### What you are asked to do
From the entries below, copy out every line with "分红金额" in it.
<<<<
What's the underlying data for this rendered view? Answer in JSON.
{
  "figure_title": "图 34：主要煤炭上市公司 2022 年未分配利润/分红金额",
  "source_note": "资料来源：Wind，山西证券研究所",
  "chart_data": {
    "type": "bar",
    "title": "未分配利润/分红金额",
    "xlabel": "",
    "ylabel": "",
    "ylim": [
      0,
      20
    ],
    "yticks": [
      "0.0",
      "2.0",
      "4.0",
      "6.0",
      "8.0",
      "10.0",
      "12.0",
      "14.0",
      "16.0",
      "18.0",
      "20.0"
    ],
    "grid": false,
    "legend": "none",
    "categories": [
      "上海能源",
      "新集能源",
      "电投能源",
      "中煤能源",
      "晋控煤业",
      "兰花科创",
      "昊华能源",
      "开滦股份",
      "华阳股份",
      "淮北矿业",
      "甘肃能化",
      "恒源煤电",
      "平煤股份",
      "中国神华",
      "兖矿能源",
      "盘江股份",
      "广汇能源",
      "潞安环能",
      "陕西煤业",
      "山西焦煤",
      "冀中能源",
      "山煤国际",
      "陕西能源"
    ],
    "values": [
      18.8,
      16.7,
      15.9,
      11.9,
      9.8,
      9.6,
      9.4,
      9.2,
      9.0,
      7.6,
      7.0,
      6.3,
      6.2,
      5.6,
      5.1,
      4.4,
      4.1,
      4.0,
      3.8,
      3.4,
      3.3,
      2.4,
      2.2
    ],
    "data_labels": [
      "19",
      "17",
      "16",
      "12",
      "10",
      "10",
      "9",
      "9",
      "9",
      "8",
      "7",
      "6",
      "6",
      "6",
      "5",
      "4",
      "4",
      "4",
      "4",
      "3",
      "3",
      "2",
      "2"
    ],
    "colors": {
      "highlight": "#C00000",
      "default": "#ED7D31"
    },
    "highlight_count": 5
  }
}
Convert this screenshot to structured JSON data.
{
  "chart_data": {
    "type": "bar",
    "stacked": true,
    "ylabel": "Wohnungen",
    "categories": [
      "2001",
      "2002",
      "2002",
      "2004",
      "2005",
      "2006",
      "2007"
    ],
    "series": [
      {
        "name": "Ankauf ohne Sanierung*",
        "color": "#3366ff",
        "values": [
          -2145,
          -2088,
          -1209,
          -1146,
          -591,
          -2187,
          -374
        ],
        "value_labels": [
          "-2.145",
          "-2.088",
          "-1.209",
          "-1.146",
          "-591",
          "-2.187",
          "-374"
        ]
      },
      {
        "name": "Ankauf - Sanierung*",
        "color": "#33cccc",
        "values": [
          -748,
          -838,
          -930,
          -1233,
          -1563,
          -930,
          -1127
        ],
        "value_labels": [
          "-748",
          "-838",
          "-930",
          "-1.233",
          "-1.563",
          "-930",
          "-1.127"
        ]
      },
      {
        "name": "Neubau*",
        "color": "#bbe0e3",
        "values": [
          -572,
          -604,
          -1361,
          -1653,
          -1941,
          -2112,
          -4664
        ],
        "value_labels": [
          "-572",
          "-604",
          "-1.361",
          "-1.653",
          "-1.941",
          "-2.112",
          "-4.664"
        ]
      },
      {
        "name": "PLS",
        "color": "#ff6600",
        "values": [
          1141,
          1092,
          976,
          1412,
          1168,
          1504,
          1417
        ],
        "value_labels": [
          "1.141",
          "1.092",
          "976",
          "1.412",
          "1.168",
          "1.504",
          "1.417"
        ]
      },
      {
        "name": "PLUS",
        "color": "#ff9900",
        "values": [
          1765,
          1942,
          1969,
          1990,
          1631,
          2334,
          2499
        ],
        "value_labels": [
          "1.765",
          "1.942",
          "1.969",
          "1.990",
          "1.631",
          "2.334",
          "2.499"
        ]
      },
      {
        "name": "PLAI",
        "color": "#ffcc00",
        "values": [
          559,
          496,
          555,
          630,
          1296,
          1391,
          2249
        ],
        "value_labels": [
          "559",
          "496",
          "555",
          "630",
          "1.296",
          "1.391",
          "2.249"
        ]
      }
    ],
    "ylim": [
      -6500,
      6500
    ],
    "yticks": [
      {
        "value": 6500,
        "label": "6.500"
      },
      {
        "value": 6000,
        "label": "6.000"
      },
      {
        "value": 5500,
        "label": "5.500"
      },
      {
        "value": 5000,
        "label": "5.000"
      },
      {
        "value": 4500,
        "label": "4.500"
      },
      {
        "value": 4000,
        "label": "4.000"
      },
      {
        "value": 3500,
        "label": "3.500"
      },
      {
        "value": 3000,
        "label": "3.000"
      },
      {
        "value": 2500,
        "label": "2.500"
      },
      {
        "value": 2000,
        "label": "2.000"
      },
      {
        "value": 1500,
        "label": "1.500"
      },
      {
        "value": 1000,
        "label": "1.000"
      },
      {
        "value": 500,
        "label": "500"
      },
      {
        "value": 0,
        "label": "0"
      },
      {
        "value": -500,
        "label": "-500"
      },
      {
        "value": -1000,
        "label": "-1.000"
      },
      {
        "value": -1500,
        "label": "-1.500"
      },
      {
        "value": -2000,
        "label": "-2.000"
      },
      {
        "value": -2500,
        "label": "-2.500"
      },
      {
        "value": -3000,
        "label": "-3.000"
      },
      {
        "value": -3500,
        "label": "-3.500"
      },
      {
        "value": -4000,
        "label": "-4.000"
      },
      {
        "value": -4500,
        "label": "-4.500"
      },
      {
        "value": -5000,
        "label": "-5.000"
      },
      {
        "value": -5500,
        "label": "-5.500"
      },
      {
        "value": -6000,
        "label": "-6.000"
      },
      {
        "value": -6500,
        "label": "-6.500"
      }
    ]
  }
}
>>>>
### Expected answer
  "figure_title": "图 34：主要煤炭上市公司 2022 年未分配利润/分红金额",
    "title": "未分配利润/分红金额",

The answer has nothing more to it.